Collected data entries:
....

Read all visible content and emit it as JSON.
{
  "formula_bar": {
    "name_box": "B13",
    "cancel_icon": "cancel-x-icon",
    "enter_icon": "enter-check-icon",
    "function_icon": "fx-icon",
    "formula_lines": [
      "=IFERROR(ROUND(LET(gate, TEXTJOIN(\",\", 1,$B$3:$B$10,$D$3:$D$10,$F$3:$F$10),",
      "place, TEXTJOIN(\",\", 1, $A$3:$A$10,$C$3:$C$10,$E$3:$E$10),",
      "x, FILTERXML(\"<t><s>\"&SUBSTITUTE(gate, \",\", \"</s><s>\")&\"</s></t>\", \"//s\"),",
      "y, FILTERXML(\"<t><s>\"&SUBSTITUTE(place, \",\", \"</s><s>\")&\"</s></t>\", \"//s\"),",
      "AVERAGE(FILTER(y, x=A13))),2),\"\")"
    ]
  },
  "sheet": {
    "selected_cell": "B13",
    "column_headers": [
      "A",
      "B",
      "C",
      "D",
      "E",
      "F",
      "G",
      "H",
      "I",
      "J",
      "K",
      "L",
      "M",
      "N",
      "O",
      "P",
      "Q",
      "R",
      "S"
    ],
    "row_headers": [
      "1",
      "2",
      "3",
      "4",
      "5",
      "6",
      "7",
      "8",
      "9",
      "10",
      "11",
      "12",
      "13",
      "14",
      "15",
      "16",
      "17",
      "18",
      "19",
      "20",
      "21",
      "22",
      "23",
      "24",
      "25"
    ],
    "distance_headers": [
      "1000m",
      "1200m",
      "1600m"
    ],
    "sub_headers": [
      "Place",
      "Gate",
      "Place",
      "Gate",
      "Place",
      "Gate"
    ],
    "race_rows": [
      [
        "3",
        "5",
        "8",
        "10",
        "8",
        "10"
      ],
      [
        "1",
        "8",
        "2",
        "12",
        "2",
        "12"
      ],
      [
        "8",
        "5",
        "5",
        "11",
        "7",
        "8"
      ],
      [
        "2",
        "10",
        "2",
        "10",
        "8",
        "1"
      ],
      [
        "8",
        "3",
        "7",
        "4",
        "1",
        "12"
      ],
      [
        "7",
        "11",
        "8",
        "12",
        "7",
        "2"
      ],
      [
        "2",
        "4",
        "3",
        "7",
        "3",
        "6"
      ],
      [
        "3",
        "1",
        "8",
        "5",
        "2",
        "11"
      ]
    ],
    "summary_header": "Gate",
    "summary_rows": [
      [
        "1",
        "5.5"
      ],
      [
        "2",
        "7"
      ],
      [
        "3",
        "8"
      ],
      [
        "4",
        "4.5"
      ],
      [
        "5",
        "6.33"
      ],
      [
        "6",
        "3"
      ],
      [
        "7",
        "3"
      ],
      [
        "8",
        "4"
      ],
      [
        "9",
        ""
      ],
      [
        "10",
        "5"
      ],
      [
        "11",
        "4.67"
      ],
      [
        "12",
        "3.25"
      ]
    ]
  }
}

....

WHAT IS BEING ASKED: Among the records above, find each line holding the string "SUBSTITUTE" and pull it out.

OUTPUT OF THE TASK:
      "x, FILTERXML(\"<t><s>\"&SUBSTITUTE(gate, \",\", \"</s><s>\")&\"</s></t>\", \"//s\"),",
      "y, FILTERXML(\"<t><s>\"&SUBSTITUTE(place, \",\", \"</s><s>\")&\"</s></t>\", \"//s\"),",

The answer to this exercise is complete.